Task objective:
Copy out every line of the data below without changing anything.
************
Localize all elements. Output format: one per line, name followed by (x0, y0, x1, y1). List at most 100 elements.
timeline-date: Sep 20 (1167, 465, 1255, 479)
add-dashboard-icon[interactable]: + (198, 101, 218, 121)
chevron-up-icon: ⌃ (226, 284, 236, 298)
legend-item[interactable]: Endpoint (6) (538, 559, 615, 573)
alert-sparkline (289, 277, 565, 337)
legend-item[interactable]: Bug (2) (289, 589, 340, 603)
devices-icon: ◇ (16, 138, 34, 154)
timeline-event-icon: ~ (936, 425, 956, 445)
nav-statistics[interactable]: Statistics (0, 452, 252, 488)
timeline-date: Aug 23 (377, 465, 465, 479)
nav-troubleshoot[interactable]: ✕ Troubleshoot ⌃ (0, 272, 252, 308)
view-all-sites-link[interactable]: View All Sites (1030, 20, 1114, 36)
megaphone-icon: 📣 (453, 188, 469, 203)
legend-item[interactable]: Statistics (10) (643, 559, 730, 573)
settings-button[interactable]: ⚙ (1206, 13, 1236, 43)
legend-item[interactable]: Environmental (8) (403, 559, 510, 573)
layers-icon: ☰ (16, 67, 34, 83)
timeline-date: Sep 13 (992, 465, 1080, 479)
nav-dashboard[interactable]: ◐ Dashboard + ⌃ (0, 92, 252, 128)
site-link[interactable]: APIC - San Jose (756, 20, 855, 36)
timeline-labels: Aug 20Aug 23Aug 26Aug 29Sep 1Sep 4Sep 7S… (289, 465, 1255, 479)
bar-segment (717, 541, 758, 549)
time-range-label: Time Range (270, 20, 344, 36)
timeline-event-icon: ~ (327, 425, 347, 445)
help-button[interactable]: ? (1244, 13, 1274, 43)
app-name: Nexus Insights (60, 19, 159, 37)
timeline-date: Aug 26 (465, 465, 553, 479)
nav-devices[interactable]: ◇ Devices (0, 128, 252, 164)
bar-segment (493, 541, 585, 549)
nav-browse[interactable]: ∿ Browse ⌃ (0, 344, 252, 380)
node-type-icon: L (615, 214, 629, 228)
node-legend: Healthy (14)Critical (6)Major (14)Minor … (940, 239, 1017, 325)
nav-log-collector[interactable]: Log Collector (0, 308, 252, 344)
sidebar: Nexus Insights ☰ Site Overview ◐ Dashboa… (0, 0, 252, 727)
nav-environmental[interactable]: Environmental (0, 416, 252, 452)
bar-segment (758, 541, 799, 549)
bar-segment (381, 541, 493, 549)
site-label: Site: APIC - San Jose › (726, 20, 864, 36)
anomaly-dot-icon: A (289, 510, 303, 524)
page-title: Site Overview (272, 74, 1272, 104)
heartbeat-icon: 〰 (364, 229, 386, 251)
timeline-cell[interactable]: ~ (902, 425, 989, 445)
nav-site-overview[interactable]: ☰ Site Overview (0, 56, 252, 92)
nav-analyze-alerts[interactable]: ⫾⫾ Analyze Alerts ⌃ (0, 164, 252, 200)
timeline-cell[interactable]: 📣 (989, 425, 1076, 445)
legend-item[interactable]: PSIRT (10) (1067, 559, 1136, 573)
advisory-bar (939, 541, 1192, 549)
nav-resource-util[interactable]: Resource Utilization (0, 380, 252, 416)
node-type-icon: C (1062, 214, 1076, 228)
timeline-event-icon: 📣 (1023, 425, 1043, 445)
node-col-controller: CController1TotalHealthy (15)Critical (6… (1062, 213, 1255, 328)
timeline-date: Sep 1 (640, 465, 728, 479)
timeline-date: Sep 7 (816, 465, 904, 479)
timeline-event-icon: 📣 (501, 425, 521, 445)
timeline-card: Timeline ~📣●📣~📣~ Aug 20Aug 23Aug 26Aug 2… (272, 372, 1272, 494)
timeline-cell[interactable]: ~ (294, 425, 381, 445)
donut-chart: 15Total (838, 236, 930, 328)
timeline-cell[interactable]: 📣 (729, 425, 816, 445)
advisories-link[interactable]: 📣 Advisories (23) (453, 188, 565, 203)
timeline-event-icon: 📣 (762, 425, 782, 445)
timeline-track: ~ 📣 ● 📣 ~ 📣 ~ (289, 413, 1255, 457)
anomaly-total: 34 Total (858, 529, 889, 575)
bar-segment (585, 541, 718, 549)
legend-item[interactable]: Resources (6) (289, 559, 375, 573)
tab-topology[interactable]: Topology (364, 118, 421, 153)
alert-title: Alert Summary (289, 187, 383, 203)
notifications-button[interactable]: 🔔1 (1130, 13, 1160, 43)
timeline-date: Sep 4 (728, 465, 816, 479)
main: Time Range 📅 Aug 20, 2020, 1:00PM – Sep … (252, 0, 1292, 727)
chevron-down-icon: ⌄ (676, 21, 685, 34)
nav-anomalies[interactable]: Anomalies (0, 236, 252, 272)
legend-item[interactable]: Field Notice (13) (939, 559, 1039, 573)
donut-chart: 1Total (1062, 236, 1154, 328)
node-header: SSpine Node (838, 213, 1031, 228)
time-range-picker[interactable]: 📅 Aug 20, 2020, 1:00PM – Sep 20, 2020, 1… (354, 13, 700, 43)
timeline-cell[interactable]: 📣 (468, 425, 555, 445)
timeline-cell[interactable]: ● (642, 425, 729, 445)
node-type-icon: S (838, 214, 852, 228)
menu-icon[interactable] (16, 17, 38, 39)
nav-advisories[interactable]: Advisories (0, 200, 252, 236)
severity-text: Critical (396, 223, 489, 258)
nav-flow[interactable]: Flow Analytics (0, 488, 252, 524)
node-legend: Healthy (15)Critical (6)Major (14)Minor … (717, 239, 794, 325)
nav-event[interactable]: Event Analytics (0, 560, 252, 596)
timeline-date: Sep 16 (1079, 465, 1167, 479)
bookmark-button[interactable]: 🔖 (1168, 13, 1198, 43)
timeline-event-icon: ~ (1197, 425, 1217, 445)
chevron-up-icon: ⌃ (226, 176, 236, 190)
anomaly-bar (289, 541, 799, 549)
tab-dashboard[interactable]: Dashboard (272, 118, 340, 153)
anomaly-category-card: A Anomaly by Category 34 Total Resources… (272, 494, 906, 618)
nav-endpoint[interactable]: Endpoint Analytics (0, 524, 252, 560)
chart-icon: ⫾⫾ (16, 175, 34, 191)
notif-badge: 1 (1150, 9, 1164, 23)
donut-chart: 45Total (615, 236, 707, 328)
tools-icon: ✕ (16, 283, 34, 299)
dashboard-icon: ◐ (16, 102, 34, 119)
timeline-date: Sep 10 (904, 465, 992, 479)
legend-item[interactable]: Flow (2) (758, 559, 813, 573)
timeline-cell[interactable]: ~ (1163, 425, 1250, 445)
************
Written solution:
Localize all elements. Output format: one per line, name followed by (x0, y0, x1, y1). List at most 100 elements.
timeline-date: Sep 20 (1167, 465, 1255, 479)
add-dashboard-icon[interactable]: + (198, 101, 218, 121)
chevron-up-icon: ⌃ (226, 284, 236, 298)
legend-item[interactable]: Endpoint (6) (538, 559, 615, 573)
alert-sparkline (289, 277, 565, 337)
legend-item[interactable]: Bug (2) (289, 589, 340, 603)
devices-icon: ◇ (16, 138, 34, 154)
timeline-event-icon: ~ (936, 425, 956, 445)
nav-statistics[interactable]: Statistics (0, 452, 252, 488)
timeline-date: Aug 23 (377, 465, 465, 479)
nav-troubleshoot[interactable]: ✕ Troubleshoot ⌃ (0, 272, 252, 308)
view-all-sites-link[interactable]: View All Sites (1030, 20, 1114, 36)
megaphone-icon: 📣 (453, 188, 469, 203)
legend-item[interactable]: Statistics (10) (643, 559, 730, 573)
settings-button[interactable]: ⚙ (1206, 13, 1236, 43)
legend-item[interactable]: Environmental (8) (403, 559, 510, 573)
layers-icon: ☰ (16, 67, 34, 83)
timeline-date: Sep 13 (992, 465, 1080, 479)
nav-dashboard[interactable]: ◐ Dashboard + ⌃ (0, 92, 252, 128)
site-link[interactable]: APIC - San Jose (756, 20, 855, 36)
timeline-labels: Aug 20Aug 23Aug 26Aug 29Sep 1Sep 4Sep 7S… (289, 465, 1255, 479)
bar-segment (717, 541, 758, 549)
time-range-label: Time Range (270, 20, 344, 36)
timeline-event-icon: ~ (327, 425, 347, 445)
help-button[interactable]: ? (1244, 13, 1274, 43)
app-name: Nexus Insights (60, 19, 159, 37)
timeline-date: Aug 26 (465, 465, 553, 479)
nav-devices[interactable]: ◇ Devices (0, 128, 252, 164)
bar-segment (493, 541, 585, 549)
nav-browse[interactable]: ∿ Browse ⌃ (0, 344, 252, 380)
node-type-icon: L (615, 214, 629, 228)
node-legend: Healthy (14)Critical (6)Major (14)Minor … (940, 239, 1017, 325)
nav-log-collector[interactable]: Log Collector (0, 308, 252, 344)
sidebar: Nexus Insights ☰ Site Overview ◐ Dashboa… (0, 0, 252, 727)
nav-environmental[interactable]: Environmental (0, 416, 252, 452)
bar-segment (758, 541, 799, 549)
bar-segment (381, 541, 493, 549)
site-label: Site: APIC - San Jose › (726, 20, 864, 36)
anomaly-dot-icon: A (289, 510, 303, 524)
page-title: Site Overview (272, 74, 1272, 104)
heartbeat-icon: 〰 (364, 229, 386, 251)
timeline-cell[interactable]: ~ (902, 425, 989, 445)
nav-site-overview[interactable]: ☰ Site Overview (0, 56, 252, 92)
nav-analyze-alerts[interactable]: ⫾⫾ Analyze Alerts ⌃ (0, 164, 252, 200)
timeline-cell[interactable]: 📣 (989, 425, 1076, 445)
legend-item[interactable]: PSIRT (10) (1067, 559, 1136, 573)
advisory-bar (939, 541, 1192, 549)
nav-resource-util[interactable]: Resource Utilization (0, 380, 252, 416)
node-type-icon: C (1062, 214, 1076, 228)
timeline-event-icon: 📣 (1023, 425, 1043, 445)
node-col-controller: CController1TotalHealthy (15)Critical (6… (1062, 213, 1255, 328)
timeline-date: Sep 1 (640, 465, 728, 479)
timeline-date: Sep 7 (816, 465, 904, 479)
timeline-event-icon: 📣 (501, 425, 521, 445)
timeline-card: Timeline ~📣●📣~📣~ Aug 20Aug 23Aug 26Aug 2… (272, 372, 1272, 494)
timeline-cell[interactable]: ~ (294, 425, 381, 445)
donut-chart: 15Total (838, 236, 930, 328)
timeline-cell[interactable]: 📣 (729, 425, 816, 445)
advisories-link[interactable]: 📣 Advisories (23) (453, 188, 565, 203)
timeline-event-icon: 📣 (762, 425, 782, 445)
timeline-track: ~ 📣 ● 📣 ~ 📣 ~ (289, 413, 1255, 457)
anomaly-total: 34 Total (858, 529, 889, 575)
bar-segment (585, 541, 718, 549)
legend-item[interactable]: Resources (6) (289, 559, 375, 573)
tab-topology[interactable]: Topology (364, 118, 421, 153)
alert-title: Alert Summary (289, 187, 383, 203)
notifications-button[interactable]: 🔔1 (1130, 13, 1160, 43)
timeline-date: Sep 4 (728, 465, 816, 479)
main: Time Range 📅 Aug 20, 2020, 1:00PM – Sep … (252, 0, 1292, 727)
chevron-down-icon: ⌄ (676, 21, 685, 34)
nav-anomalies[interactable]: Anomalies (0, 236, 252, 272)
legend-item[interactable]: Field Notice (13) (939, 559, 1039, 573)
donut-chart: 1Total (1062, 236, 1154, 328)
node-header: SSpine Node (838, 213, 1031, 228)
time-range-picker[interactable]: 📅 Aug 20, 2020, 1:00PM – Sep 20, 2020, 1… (354, 13, 700, 43)
timeline-cell[interactable]: 📣 (468, 425, 555, 445)
timeline-cell[interactable]: ● (642, 425, 729, 445)
node-type-icon: S (838, 214, 852, 228)
menu-icon[interactable] (16, 17, 38, 39)
nav-advisories[interactable]: Advisories (0, 200, 252, 236)
severity-text: Critical (396, 223, 489, 258)
nav-flow[interactable]: Flow Analytics (0, 488, 252, 524)
node-legend: Healthy (15)Critical (6)Major (14)Minor … (717, 239, 794, 325)
nav-event[interactable]: Event Analytics (0, 560, 252, 596)
timeline-date: Sep 16 (1079, 465, 1167, 479)
bookmark-button[interactable]: 🔖 (1168, 13, 1198, 43)
timeline-event-icon: ~ (1197, 425, 1217, 445)
chevron-up-icon: ⌃ (226, 176, 236, 190)
anomaly-bar (289, 541, 799, 549)
tab-dashboard[interactable]: Dashboard (272, 118, 340, 153)
anomaly-category-card: A Anomaly by Category 34 Total Resources… (272, 494, 906, 618)
nav-endpoint[interactable]: Endpoint Analytics (0, 524, 252, 560)
chart-icon: ⫾⫾ (16, 175, 34, 191)
notif-badge: 1 (1150, 9, 1164, 23)
donut-chart: 45Total (615, 236, 707, 328)
tools-icon: ✕ (16, 283, 34, 299)
dashboard-icon: ◐ (16, 102, 34, 119)
timeline-date: Sep 10 (904, 465, 992, 479)
legend-item[interactable]: Flow (2) (758, 559, 813, 573)
timeline-cell[interactable]: ~ (1163, 425, 1250, 445)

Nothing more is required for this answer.